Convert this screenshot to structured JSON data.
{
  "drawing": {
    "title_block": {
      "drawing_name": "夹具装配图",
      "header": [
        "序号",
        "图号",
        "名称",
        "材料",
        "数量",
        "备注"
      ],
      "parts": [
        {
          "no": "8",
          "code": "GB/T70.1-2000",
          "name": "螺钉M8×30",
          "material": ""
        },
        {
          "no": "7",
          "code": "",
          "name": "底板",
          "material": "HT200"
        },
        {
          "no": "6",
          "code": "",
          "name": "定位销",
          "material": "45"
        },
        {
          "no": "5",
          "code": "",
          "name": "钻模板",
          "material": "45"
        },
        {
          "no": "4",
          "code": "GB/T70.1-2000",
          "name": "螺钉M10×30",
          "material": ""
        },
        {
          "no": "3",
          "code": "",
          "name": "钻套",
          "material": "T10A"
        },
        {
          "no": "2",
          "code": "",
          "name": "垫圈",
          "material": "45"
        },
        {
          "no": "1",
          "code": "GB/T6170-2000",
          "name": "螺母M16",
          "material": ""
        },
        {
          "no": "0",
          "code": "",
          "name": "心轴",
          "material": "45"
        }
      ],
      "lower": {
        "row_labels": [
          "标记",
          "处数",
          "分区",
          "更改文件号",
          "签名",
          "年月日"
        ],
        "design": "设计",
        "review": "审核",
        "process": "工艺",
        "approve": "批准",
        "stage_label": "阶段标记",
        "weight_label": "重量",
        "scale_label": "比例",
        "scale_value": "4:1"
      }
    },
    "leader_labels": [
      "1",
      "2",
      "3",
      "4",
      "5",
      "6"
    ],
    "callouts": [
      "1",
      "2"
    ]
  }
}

> EXERCISE REQUIREMENTS: Repeat the records above in full, character for character.

> RESPONSE TO THIS TASK:
Convert this screenshot to structured JSON data.
{
  "drawing": {
    "title_block": {
      "drawing_name": "夹具装配图",
      "header": [
        "序号",
        "图号",
        "名称",
        "材料",
        "数量",
        "备注"
      ],
      "parts": [
        {
          "no": "8",
          "code": "GB/T70.1-2000",
          "name": "螺钉M8×30",
          "material": ""
        },
        {
          "no": "7",
          "code": "",
          "name": "底板",
          "material": "HT200"
        },
        {
          "no": "6",
          "code": "",
          "name": "定位销",
          "material": "45"
        },
        {
          "no": "5",
          "code": "",
          "name": "钻模板",
          "material": "45"
        },
        {
          "no": "4",
          "code": "GB/T70.1-2000",
          "name": "螺钉M10×30",
          "material": ""
        },
        {
          "no": "3",
          "code": "",
          "name": "钻套",
          "material": "T10A"
        },
        {
          "no": "2",
          "code": "",
          "name": "垫圈",
          "material": "45"
        },
        {
          "no": "1",
          "code": "GB/T6170-2000",
          "name": "螺母M16",
          "material": ""
        },
        {
          "no": "0",
          "code": "",
          "name": "心轴",
          "material": "45"
        }
      ],
      "lower": {
        "row_labels": [
          "标记",
          "处数",
          "分区",
          "更改文件号",
          "签名",
          "年月日"
        ],
        "design": "设计",
        "review": "审核",
        "process": "工艺",
        "approve": "批准",
        "stage_label": "阶段标记",
        "weight_label": "重量",
        "scale_label": "比例",
        "scale_value": "4:1"
      }
    },
    "leader_labels": [
      "1",
      "2",
      "3",
      "4",
      "5",
      "6"
    ],
    "callouts": [
      "1",
      "2"
    ]
  }
}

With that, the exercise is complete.